----- Input data

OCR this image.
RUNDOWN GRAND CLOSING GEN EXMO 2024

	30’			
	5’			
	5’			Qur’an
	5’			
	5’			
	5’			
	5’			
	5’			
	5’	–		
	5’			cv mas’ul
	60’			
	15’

----------
----- Input data

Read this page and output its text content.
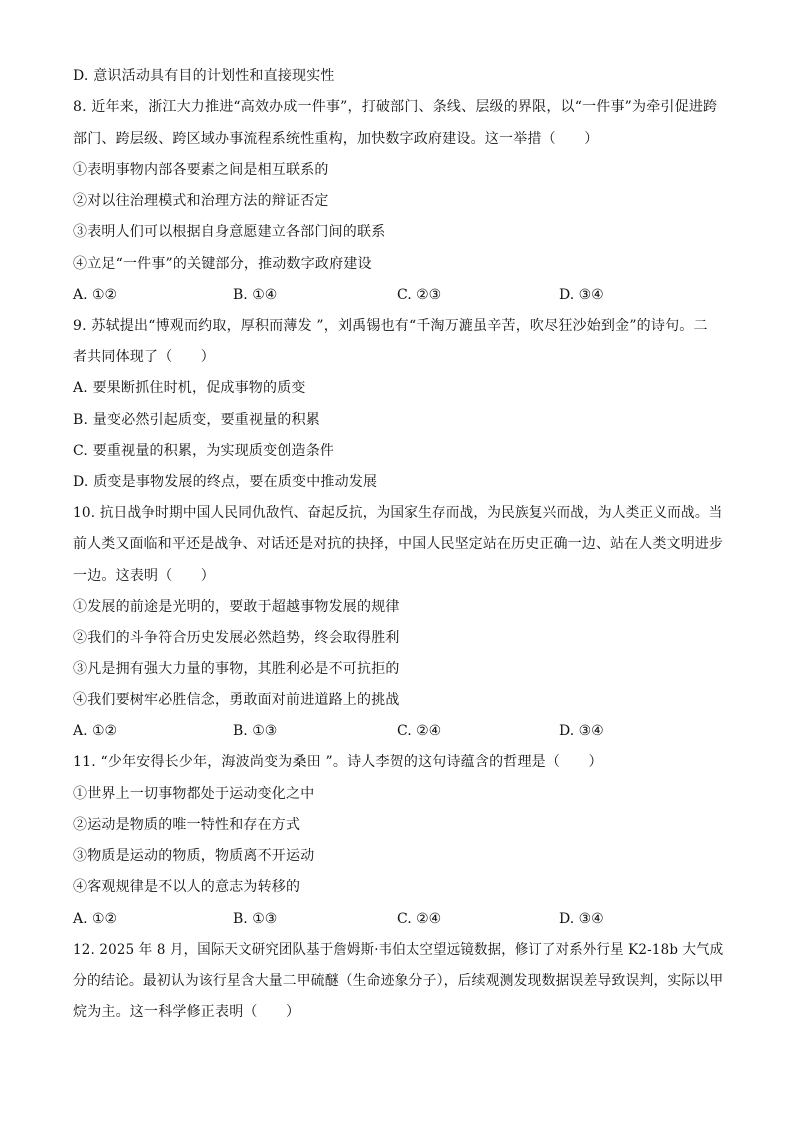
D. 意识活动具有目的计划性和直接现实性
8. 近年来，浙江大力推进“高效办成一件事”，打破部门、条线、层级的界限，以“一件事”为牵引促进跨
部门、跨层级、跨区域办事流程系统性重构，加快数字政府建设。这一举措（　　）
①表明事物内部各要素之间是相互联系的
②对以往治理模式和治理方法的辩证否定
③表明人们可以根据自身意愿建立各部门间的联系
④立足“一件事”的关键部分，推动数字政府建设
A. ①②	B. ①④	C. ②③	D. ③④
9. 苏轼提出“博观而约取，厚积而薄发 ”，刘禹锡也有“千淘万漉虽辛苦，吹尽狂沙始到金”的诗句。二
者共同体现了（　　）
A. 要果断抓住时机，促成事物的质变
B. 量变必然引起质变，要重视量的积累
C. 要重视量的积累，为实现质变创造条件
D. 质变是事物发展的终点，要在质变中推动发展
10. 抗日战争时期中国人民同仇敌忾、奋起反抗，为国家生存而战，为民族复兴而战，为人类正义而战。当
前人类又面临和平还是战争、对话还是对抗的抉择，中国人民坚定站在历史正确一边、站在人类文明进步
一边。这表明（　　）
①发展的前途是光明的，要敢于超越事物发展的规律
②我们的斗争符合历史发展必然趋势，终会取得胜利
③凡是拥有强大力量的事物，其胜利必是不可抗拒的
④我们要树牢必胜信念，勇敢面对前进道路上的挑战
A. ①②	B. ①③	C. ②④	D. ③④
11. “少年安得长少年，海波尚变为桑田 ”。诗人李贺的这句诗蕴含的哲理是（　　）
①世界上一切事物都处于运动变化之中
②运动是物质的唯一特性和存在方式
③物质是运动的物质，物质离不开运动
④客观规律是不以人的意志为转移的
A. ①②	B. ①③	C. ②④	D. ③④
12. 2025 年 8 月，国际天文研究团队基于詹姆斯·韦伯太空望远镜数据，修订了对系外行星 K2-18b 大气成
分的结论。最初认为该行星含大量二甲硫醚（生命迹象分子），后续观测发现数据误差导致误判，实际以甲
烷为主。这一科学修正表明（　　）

----------
----- Input data

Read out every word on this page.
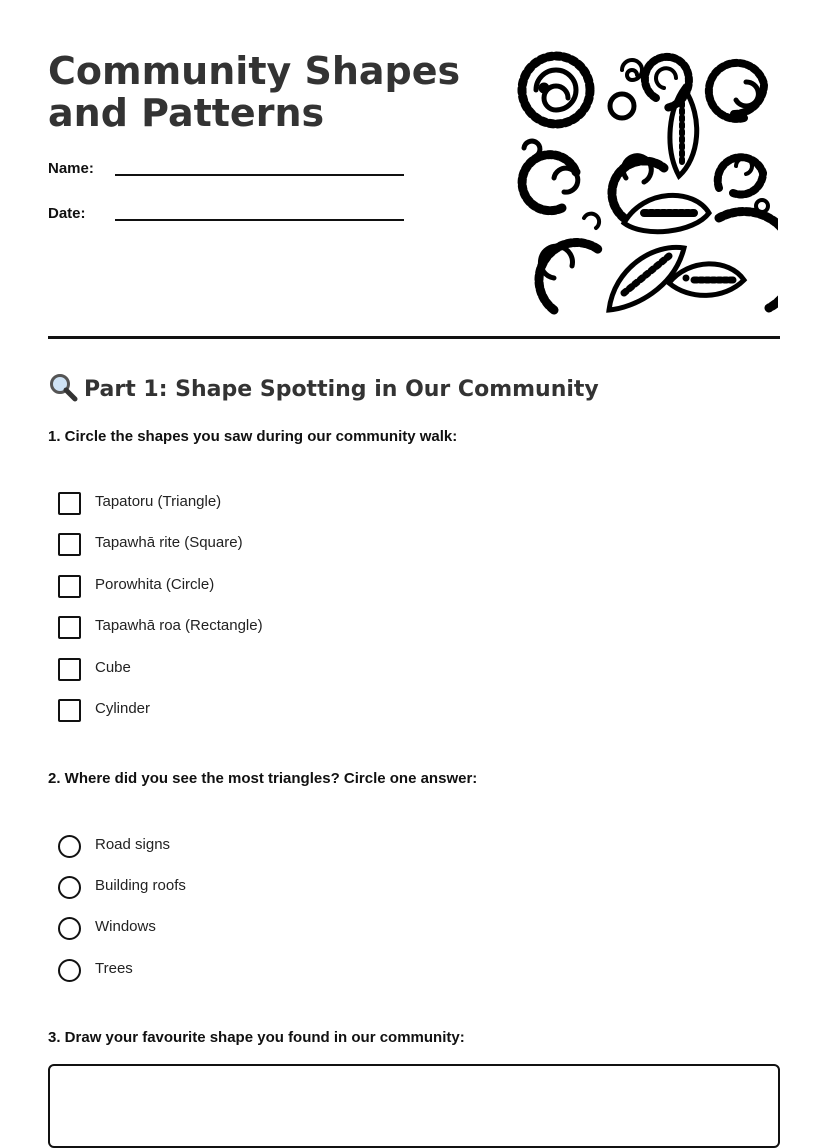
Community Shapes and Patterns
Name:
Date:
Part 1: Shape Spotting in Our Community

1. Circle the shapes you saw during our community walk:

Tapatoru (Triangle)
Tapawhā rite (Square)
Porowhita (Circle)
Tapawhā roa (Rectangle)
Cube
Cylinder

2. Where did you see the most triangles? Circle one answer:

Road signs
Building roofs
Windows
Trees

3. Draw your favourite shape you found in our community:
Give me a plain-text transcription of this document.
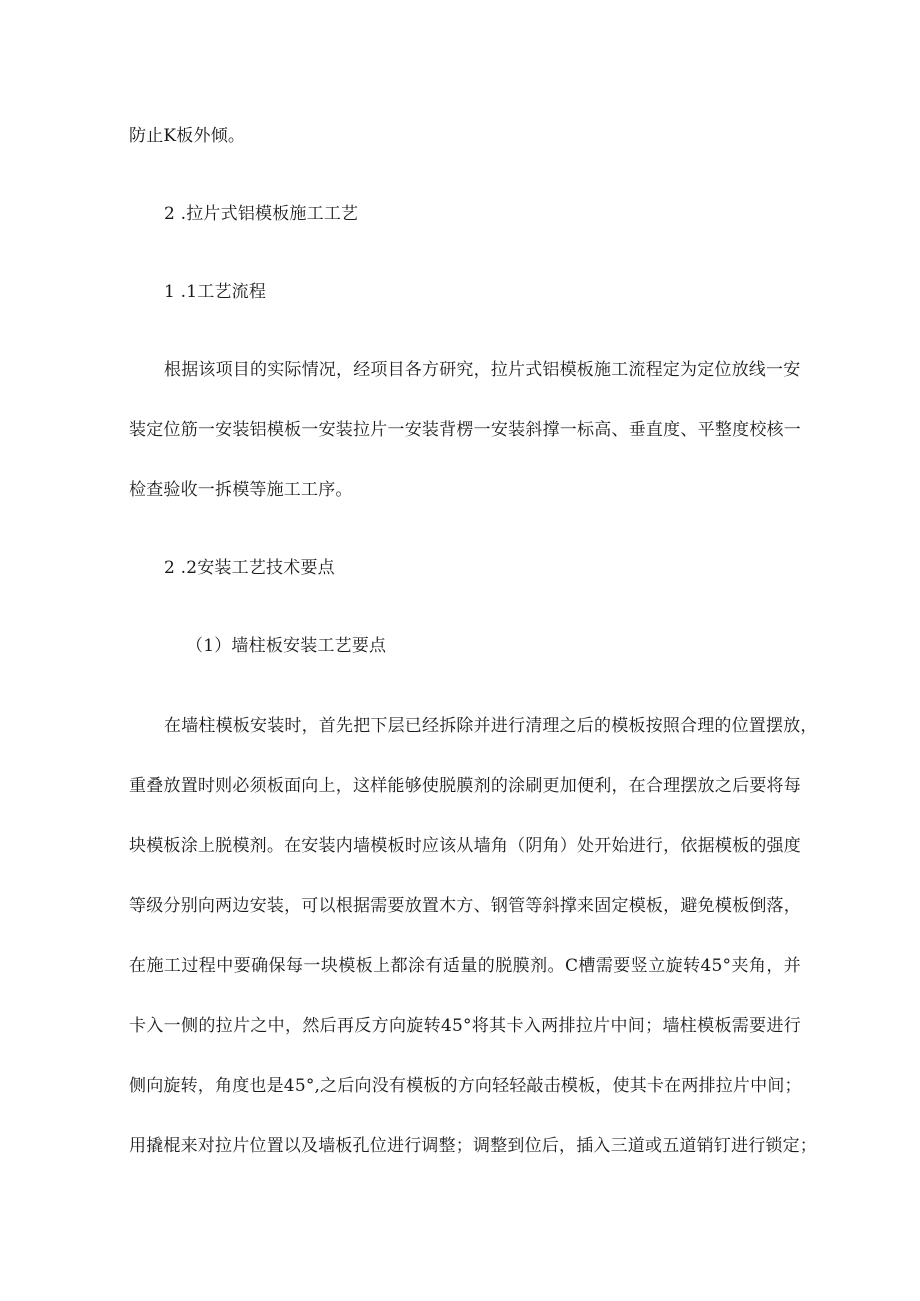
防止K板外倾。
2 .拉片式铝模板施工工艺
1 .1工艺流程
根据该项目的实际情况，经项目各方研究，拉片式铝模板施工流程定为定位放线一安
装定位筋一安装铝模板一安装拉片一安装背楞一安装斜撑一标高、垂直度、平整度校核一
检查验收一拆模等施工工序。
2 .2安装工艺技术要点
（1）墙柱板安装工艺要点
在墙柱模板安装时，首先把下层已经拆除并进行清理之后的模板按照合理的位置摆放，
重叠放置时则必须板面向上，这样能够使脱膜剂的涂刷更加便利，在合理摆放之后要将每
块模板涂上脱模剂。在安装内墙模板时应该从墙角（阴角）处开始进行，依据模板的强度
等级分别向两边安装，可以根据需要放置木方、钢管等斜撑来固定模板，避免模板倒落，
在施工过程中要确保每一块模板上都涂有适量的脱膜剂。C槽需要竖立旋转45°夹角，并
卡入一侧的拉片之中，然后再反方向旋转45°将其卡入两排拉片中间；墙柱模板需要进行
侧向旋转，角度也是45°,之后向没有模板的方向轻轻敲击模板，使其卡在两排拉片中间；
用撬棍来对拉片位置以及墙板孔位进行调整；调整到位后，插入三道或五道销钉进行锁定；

----------

Your task.
Go through the entries above and copy every line containing "this".

Answer to the task.
OCR this image.
Read this page and output its text content.
Read out every word on this page.
Give me a plain-text transcription of this document.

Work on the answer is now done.